● **Short exercise**
Copy the material below word for word, from its very first line through the line containing "x-tick-label: 20 — [489, 388, 508, 406]", including both of those lines.

** start **

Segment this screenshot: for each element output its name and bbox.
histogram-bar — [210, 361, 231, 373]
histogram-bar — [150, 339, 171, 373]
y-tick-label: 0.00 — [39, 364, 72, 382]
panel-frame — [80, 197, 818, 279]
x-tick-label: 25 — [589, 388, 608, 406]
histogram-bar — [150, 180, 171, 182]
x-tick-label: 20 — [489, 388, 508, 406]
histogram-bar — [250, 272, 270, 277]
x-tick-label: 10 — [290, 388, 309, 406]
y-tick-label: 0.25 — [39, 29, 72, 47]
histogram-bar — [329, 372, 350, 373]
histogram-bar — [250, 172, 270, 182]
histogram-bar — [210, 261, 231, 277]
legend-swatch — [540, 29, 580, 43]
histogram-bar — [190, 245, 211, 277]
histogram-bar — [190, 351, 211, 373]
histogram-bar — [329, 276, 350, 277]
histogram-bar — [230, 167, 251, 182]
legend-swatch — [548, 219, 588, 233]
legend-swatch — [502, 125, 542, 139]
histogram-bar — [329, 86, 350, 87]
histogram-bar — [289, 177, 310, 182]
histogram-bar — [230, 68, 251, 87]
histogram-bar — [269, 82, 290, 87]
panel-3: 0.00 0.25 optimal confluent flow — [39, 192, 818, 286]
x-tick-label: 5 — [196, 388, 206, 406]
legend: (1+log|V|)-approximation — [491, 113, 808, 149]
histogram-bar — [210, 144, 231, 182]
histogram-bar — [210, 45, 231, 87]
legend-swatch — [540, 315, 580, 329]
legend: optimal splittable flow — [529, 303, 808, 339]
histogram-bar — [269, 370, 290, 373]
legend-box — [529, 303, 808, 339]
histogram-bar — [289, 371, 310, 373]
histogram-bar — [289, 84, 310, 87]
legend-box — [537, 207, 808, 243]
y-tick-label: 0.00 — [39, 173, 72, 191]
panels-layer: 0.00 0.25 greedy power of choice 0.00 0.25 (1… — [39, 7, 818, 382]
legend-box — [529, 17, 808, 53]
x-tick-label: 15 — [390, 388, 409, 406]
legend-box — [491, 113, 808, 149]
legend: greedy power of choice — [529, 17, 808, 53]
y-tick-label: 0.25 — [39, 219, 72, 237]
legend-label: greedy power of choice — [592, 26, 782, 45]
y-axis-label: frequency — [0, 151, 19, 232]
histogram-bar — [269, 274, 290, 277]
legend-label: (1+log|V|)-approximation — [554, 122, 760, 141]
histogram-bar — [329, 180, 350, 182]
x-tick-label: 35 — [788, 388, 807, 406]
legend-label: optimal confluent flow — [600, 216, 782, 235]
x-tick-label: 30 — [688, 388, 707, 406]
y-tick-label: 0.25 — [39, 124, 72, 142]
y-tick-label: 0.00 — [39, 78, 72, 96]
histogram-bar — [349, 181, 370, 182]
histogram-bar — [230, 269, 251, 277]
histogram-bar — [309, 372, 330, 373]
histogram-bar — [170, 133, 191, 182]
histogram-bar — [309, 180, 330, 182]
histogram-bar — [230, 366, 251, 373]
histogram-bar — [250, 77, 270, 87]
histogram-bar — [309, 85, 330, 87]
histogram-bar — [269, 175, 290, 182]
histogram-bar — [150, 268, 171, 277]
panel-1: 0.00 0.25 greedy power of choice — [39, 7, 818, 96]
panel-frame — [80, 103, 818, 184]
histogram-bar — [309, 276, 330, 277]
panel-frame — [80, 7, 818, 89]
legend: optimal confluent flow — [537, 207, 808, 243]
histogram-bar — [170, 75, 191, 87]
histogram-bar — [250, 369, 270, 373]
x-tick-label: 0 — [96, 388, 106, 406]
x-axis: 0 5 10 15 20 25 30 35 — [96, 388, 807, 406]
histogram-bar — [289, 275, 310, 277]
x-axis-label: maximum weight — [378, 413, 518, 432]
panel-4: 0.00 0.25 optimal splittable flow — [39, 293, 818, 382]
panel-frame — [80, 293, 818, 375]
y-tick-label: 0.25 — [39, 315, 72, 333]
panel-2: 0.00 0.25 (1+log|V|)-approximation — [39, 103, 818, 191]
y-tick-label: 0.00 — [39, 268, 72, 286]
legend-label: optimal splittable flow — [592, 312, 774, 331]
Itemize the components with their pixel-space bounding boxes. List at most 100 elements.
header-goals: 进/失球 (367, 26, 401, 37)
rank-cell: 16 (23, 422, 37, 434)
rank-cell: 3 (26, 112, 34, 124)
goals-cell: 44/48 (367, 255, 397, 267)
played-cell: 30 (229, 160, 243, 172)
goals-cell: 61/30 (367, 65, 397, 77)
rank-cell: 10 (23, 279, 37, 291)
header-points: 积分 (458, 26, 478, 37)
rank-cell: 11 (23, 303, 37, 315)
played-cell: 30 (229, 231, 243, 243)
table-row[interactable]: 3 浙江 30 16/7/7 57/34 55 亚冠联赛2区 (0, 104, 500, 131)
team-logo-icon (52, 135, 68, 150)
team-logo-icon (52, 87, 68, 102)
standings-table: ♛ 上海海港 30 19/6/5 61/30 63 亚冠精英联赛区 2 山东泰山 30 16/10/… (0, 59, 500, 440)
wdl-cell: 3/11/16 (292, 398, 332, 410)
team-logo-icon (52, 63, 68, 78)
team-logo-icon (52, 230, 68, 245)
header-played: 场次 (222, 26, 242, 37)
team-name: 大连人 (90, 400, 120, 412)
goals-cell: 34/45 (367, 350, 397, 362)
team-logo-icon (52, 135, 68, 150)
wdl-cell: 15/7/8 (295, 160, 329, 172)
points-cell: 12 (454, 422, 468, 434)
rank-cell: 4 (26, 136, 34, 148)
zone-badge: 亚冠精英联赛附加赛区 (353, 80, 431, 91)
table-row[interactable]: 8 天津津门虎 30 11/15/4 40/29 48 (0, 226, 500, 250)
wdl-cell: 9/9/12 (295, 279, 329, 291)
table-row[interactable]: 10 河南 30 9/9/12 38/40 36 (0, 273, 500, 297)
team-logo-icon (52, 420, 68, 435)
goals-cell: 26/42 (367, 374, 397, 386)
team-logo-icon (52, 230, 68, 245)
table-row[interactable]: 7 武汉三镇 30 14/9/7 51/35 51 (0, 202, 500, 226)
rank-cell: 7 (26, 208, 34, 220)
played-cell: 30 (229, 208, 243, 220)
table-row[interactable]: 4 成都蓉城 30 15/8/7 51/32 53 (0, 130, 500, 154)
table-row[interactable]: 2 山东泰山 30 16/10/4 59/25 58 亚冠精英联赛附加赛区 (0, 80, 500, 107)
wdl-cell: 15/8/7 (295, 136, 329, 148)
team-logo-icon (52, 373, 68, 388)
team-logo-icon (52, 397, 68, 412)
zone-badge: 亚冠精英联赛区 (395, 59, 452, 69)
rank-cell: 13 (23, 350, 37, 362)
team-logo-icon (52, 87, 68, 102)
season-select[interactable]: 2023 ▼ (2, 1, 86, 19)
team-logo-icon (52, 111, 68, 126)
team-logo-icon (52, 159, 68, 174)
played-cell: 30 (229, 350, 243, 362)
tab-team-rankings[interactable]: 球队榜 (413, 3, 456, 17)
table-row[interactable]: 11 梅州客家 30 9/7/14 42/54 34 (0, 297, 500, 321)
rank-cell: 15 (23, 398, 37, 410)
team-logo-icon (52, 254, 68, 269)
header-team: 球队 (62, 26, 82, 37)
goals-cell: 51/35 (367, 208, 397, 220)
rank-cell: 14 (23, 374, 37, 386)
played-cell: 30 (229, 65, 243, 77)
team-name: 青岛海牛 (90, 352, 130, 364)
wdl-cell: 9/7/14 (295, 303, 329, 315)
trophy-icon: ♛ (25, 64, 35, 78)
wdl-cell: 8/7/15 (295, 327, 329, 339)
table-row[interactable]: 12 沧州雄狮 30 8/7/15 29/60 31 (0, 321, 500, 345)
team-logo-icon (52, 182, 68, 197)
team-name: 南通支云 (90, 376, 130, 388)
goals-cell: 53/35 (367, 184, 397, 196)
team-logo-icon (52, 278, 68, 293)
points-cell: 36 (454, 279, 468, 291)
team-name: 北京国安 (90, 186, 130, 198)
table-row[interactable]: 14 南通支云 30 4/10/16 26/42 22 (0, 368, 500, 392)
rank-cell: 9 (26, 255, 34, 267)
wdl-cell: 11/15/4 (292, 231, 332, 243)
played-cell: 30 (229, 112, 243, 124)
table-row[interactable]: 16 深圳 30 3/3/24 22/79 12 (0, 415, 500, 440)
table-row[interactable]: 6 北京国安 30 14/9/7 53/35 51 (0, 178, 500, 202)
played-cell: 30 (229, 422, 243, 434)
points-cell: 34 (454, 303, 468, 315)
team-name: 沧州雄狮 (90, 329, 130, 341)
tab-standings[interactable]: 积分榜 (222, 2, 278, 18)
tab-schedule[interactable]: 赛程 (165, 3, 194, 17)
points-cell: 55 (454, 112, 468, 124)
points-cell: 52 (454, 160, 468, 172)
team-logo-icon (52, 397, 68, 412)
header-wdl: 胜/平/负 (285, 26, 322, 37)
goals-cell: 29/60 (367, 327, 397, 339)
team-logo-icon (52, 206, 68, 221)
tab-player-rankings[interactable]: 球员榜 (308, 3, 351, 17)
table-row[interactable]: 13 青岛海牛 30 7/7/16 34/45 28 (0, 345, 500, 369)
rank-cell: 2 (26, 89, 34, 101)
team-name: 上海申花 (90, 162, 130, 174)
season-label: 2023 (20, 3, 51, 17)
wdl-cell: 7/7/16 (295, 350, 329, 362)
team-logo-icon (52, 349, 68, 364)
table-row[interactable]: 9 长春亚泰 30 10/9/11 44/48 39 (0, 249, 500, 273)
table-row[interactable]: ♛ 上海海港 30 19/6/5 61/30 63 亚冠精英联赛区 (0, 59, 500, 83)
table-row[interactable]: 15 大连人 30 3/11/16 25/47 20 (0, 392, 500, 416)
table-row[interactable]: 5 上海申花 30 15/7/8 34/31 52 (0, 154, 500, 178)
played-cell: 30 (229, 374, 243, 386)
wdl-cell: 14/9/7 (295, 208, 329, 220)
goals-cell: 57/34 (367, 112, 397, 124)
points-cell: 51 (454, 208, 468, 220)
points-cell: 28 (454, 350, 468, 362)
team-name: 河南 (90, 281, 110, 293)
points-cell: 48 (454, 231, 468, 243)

** end **

● **Written solution**
Segment this screenshot: for each element output its name and bbox.
histogram-bar — [210, 361, 231, 373]
histogram-bar — [150, 339, 171, 373]
y-tick-label: 0.00 — [39, 364, 72, 382]
panel-frame — [80, 197, 818, 279]
x-tick-label: 25 — [589, 388, 608, 406]
histogram-bar — [150, 180, 171, 182]
x-tick-label: 20 — [489, 388, 508, 406]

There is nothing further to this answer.